[What is expected] Among the lines of these entries, how many hold the word "xlabel"? State only the number.
begin Records provided
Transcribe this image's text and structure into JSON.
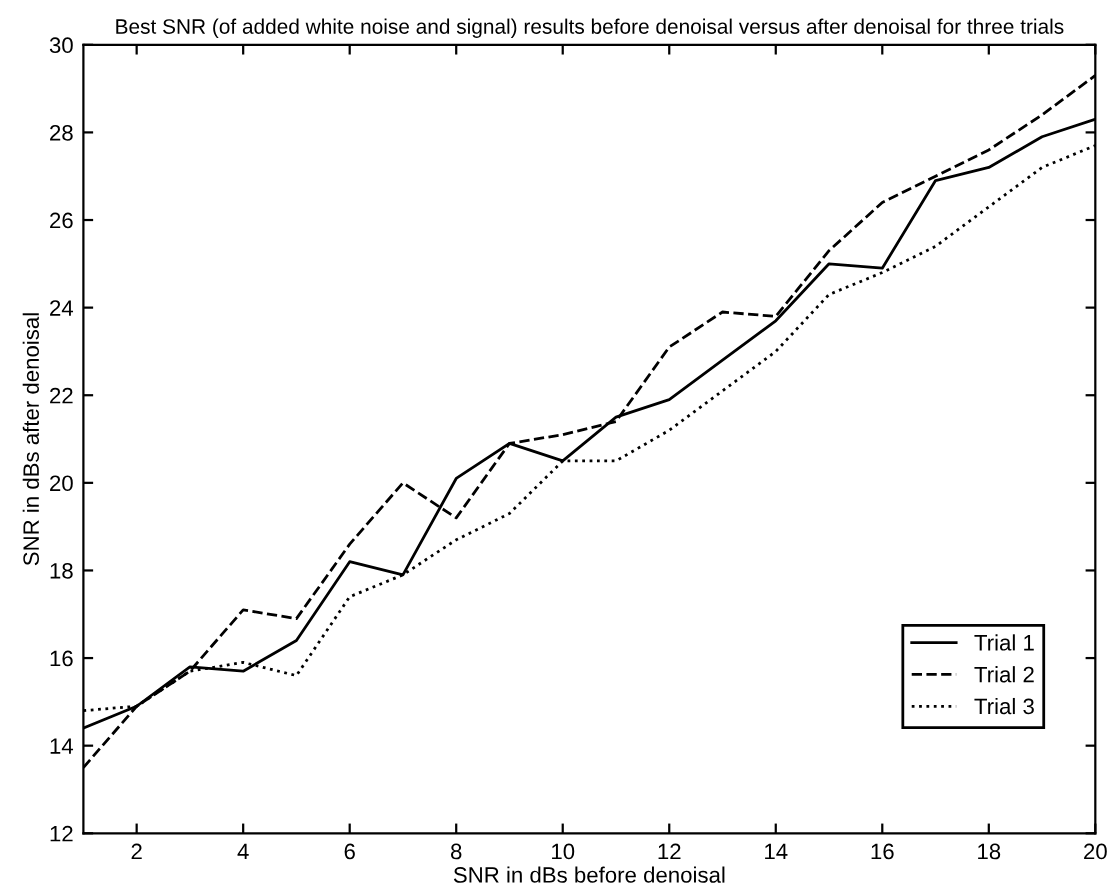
{
  "chart_data": {
    "type": "line",
    "title": "Best SNR (of added white noise and signal) results before denoisal versus after denoisal for three trials",
    "xlabel": "SNR in dBs before denoisal",
    "ylabel": "SNR in dBs after denoisal",
    "x": [
      1,
      2,
      3,
      4,
      5,
      6,
      7,
      8,
      9,
      10,
      11,
      12,
      13,
      14,
      15,
      16,
      17,
      18,
      19,
      20
    ],
    "series": [
      {
        "name": "Trial 1",
        "color": "#000000",
        "line_style": "solid",
        "values": [
          14.4,
          14.9,
          15.8,
          15.7,
          16.4,
          18.2,
          17.9,
          20.1,
          20.9,
          20.5,
          21.5,
          21.9,
          22.8,
          23.7,
          25.0,
          24.9,
          26.9,
          27.2,
          27.9,
          28.3
        ]
      },
      {
        "name": "Trial 2",
        "color": "#000000",
        "line_style": "dashed",
        "values": [
          13.5,
          14.9,
          15.7,
          17.1,
          16.9,
          18.6,
          20.0,
          19.2,
          20.9,
          21.1,
          21.4,
          23.1,
          23.9,
          23.8,
          25.3,
          26.4,
          27.0,
          27.6,
          28.4,
          29.3
        ]
      },
      {
        "name": "Trial 3",
        "color": "#000000",
        "line_style": "dotted",
        "values": [
          14.8,
          14.9,
          15.7,
          15.9,
          15.6,
          17.4,
          17.9,
          18.7,
          19.3,
          20.5,
          20.5,
          21.2,
          22.1,
          23.0,
          24.3,
          24.8,
          25.4,
          26.3,
          27.2,
          27.7
        ]
      }
    ],
    "xlim": [
      1,
      20
    ],
    "xticks": [
      2,
      4,
      6,
      8,
      10,
      12,
      14,
      16,
      18,
      20
    ],
    "ylim": [
      12,
      30
    ],
    "yticks": [
      12,
      14,
      16,
      18,
      20,
      22,
      24,
      26,
      28,
      30
    ],
    "grid": false,
    "legend": "bottom right",
    "marker": "none"
  }
}
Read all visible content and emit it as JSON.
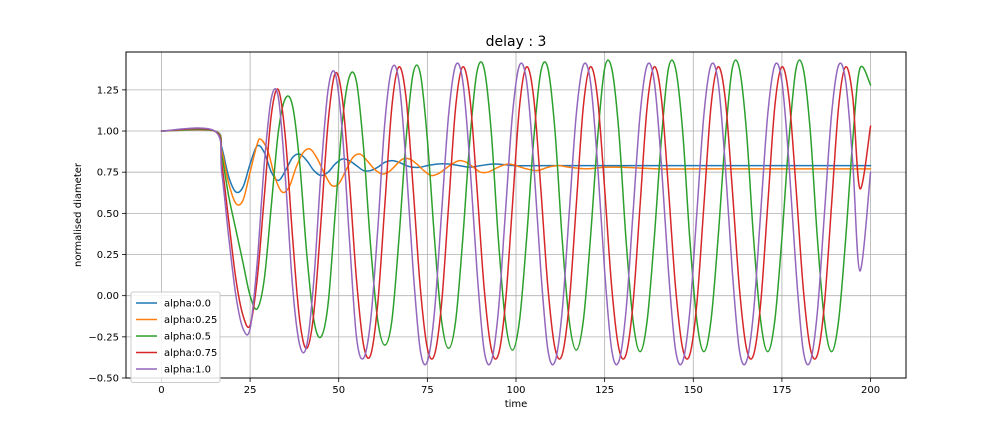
{
  "chart_data": {
    "type": "line",
    "title": "delay : 3",
    "xlabel": "time",
    "ylabel": "normalised diameter",
    "xlim": [
      -10,
      210
    ],
    "ylim": [
      -0.5,
      1.48
    ],
    "xticks": [
      0,
      25,
      50,
      75,
      100,
      125,
      150,
      175,
      200
    ],
    "xtick_labels": [
      "0",
      "25",
      "50",
      "75",
      "100",
      "125",
      "150",
      "175",
      "200"
    ],
    "yticks": [
      -0.5,
      -0.25,
      0.0,
      0.25,
      0.5,
      0.75,
      1.0,
      1.25
    ],
    "ytick_labels": [
      "−0.50",
      "−0.25",
      "0.00",
      "0.25",
      "0.50",
      "0.75",
      "1.00",
      "1.25"
    ],
    "grid": true,
    "legend_position": "lower-left",
    "series": [
      {
        "name": "alpha:0.0",
        "color": "#1f77b4",
        "x": [
          0,
          15,
          17,
          19,
          21,
          23,
          25,
          27,
          29,
          31,
          33,
          35,
          37,
          39,
          41,
          43,
          45,
          47,
          49,
          51,
          53,
          55,
          57,
          59,
          61,
          63,
          65,
          67,
          69,
          71,
          73,
          75,
          78,
          81,
          84,
          87,
          90,
          94,
          100,
          110,
          200
        ],
        "y": [
          1.0,
          1.0,
          0.9,
          0.72,
          0.63,
          0.66,
          0.8,
          0.91,
          0.87,
          0.75,
          0.7,
          0.76,
          0.84,
          0.86,
          0.82,
          0.76,
          0.73,
          0.75,
          0.8,
          0.83,
          0.82,
          0.79,
          0.76,
          0.76,
          0.78,
          0.81,
          0.82,
          0.81,
          0.79,
          0.78,
          0.78,
          0.79,
          0.8,
          0.8,
          0.79,
          0.78,
          0.79,
          0.8,
          0.79,
          0.79,
          0.79
        ]
      },
      {
        "name": "alpha:0.25",
        "color": "#ff7f0e",
        "x": [
          0,
          15,
          17,
          19,
          21,
          23,
          25,
          27,
          28,
          30,
          32,
          34,
          36,
          38,
          40,
          42,
          44,
          46,
          48,
          50,
          52,
          54,
          56,
          58,
          60,
          62,
          64,
          66,
          68,
          70,
          72,
          74,
          76,
          78,
          80,
          82,
          84,
          86,
          88,
          90,
          92,
          94,
          96,
          98,
          100,
          103,
          106,
          109,
          112,
          115,
          120,
          125,
          130,
          140,
          150,
          160,
          170,
          180,
          200
        ],
        "y": [
          1.0,
          1.0,
          0.88,
          0.68,
          0.56,
          0.58,
          0.75,
          0.92,
          0.95,
          0.88,
          0.72,
          0.63,
          0.66,
          0.78,
          0.87,
          0.89,
          0.83,
          0.74,
          0.67,
          0.68,
          0.76,
          0.84,
          0.86,
          0.82,
          0.77,
          0.74,
          0.75,
          0.79,
          0.83,
          0.83,
          0.8,
          0.76,
          0.73,
          0.74,
          0.77,
          0.8,
          0.82,
          0.81,
          0.78,
          0.75,
          0.75,
          0.77,
          0.79,
          0.8,
          0.79,
          0.77,
          0.76,
          0.78,
          0.79,
          0.78,
          0.77,
          0.78,
          0.78,
          0.77,
          0.77,
          0.77,
          0.77,
          0.77,
          0.77
        ]
      },
      {
        "name": "alpha:0.5",
        "color": "#2ca02c",
        "x": [
          0,
          15,
          17,
          19,
          21,
          23,
          25,
          27,
          29,
          31,
          33,
          35,
          37,
          39,
          41,
          43,
          45,
          47,
          49,
          51,
          53,
          55,
          57,
          59,
          61,
          63,
          65,
          67,
          69,
          71,
          73,
          75,
          77,
          79,
          81,
          83,
          85,
          87,
          89,
          91,
          93,
          95,
          97,
          99,
          101,
          103,
          105,
          107,
          109,
          111,
          113,
          115,
          117,
          119,
          121,
          123,
          125,
          127,
          129,
          131,
          133,
          135,
          137,
          139,
          141,
          143,
          145,
          147,
          149,
          151,
          153,
          155,
          157,
          159,
          161,
          163,
          165,
          167,
          169,
          171,
          173,
          175,
          177,
          179,
          181,
          183,
          185,
          187,
          189,
          191,
          193,
          195,
          197,
          200
        ],
        "y": [
          1.0,
          1.0,
          0.85,
          0.6,
          0.4,
          0.2,
          0.0,
          -0.08,
          0.1,
          0.55,
          1.0,
          1.2,
          1.15,
          0.8,
          0.25,
          -0.15,
          -0.25,
          -0.05,
          0.5,
          1.05,
          1.33,
          1.3,
          0.9,
          0.3,
          -0.15,
          -0.3,
          -0.15,
          0.35,
          0.95,
          1.35,
          1.35,
          0.95,
          0.35,
          -0.15,
          -0.32,
          -0.15,
          0.35,
          0.95,
          1.36,
          1.38,
          1.0,
          0.35,
          -0.15,
          -0.33,
          -0.15,
          0.35,
          0.95,
          1.36,
          1.38,
          1.0,
          0.35,
          -0.15,
          -0.33,
          -0.15,
          0.35,
          0.95,
          1.38,
          1.38,
          1.0,
          0.35,
          -0.15,
          -0.34,
          -0.15,
          0.35,
          0.95,
          1.38,
          1.38,
          1.0,
          0.35,
          -0.15,
          -0.34,
          -0.15,
          0.35,
          0.95,
          1.38,
          1.38,
          1.0,
          0.35,
          -0.15,
          -0.34,
          -0.15,
          0.35,
          0.95,
          1.38,
          1.38,
          1.0,
          0.35,
          -0.15,
          -0.34,
          -0.15,
          0.35,
          0.95,
          1.38,
          1.28
        ]
      },
      {
        "name": "alpha:0.75",
        "color": "#d62728",
        "x": [
          0,
          15,
          17,
          19,
          21,
          23,
          25,
          27,
          29,
          31,
          33,
          35,
          37,
          39,
          41,
          43,
          45,
          47,
          49,
          51,
          53,
          55,
          57,
          59,
          61,
          63,
          65,
          67,
          69,
          71,
          73,
          75,
          77,
          79,
          81,
          83,
          85,
          87,
          89,
          91,
          93,
          95,
          97,
          99,
          101,
          103,
          105,
          107,
          109,
          111,
          113,
          115,
          117,
          119,
          121,
          123,
          125,
          127,
          129,
          131,
          133,
          135,
          137,
          139,
          141,
          143,
          145,
          147,
          149,
          151,
          153,
          155,
          157,
          159,
          161,
          163,
          165,
          167,
          169,
          171,
          173,
          175,
          177,
          179,
          181,
          183,
          185,
          187,
          189,
          191,
          193,
          195,
          197,
          200
        ],
        "y": [
          1.0,
          1.0,
          0.8,
          0.45,
          0.1,
          -0.12,
          -0.18,
          0.1,
          0.6,
          1.1,
          1.25,
          0.95,
          0.35,
          -0.15,
          -0.32,
          -0.1,
          0.45,
          1.05,
          1.35,
          1.2,
          0.7,
          0.1,
          -0.3,
          -0.36,
          -0.05,
          0.55,
          1.15,
          1.39,
          1.2,
          0.65,
          0.05,
          -0.32,
          -0.36,
          -0.05,
          0.55,
          1.15,
          1.39,
          1.2,
          0.65,
          0.05,
          -0.32,
          -0.36,
          -0.05,
          0.55,
          1.15,
          1.39,
          1.2,
          0.65,
          0.05,
          -0.32,
          -0.36,
          -0.05,
          0.55,
          1.15,
          1.39,
          1.2,
          0.65,
          0.05,
          -0.32,
          -0.36,
          -0.05,
          0.55,
          1.15,
          1.39,
          1.2,
          0.65,
          0.05,
          -0.32,
          -0.36,
          -0.05,
          0.55,
          1.15,
          1.39,
          1.2,
          0.65,
          0.05,
          -0.32,
          -0.36,
          -0.05,
          0.55,
          1.15,
          1.39,
          1.2,
          0.65,
          0.05,
          -0.32,
          -0.36,
          -0.05,
          0.55,
          1.15,
          1.39,
          1.2,
          0.65,
          1.03
        ]
      },
      {
        "name": "alpha:1.0",
        "color": "#9467bd",
        "x": [
          0,
          15,
          17,
          19,
          21,
          23,
          25,
          27,
          29,
          31,
          33,
          35,
          37,
          39,
          41,
          43,
          45,
          47,
          49,
          51,
          53,
          55,
          57,
          59,
          61,
          63,
          65,
          67,
          69,
          71,
          73,
          75,
          77,
          79,
          81,
          83,
          85,
          87,
          89,
          91,
          93,
          95,
          97,
          99,
          101,
          103,
          105,
          107,
          109,
          111,
          113,
          115,
          117,
          119,
          121,
          123,
          125,
          127,
          129,
          131,
          133,
          135,
          137,
          139,
          141,
          143,
          145,
          147,
          149,
          151,
          153,
          155,
          157,
          159,
          161,
          163,
          165,
          167,
          169,
          171,
          173,
          175,
          177,
          179,
          181,
          183,
          185,
          187,
          189,
          191,
          193,
          195,
          197,
          200
        ],
        "y": [
          1.0,
          1.0,
          0.75,
          0.35,
          0.0,
          -0.2,
          -0.2,
          0.2,
          0.8,
          1.2,
          1.2,
          0.7,
          0.05,
          -0.3,
          -0.3,
          0.1,
          0.75,
          1.25,
          1.35,
          1.0,
          0.35,
          -0.25,
          -0.38,
          -0.15,
          0.4,
          1.05,
          1.38,
          1.3,
          0.8,
          0.15,
          -0.33,
          -0.4,
          -0.1,
          0.5,
          1.1,
          1.4,
          1.3,
          0.8,
          0.15,
          -0.33,
          -0.4,
          -0.1,
          0.5,
          1.1,
          1.4,
          1.3,
          0.8,
          0.15,
          -0.33,
          -0.4,
          -0.1,
          0.5,
          1.1,
          1.4,
          1.3,
          0.8,
          0.15,
          -0.33,
          -0.4,
          -0.1,
          0.5,
          1.1,
          1.4,
          1.3,
          0.8,
          0.15,
          -0.33,
          -0.4,
          -0.1,
          0.5,
          1.1,
          1.4,
          1.3,
          0.8,
          0.15,
          -0.33,
          -0.4,
          -0.1,
          0.5,
          1.1,
          1.4,
          1.3,
          0.8,
          0.15,
          -0.33,
          -0.4,
          -0.1,
          0.5,
          1.1,
          1.4,
          1.3,
          0.8,
          0.15,
          0.75
        ]
      }
    ]
  }
}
end Records provided
[Solution to the exercise] 2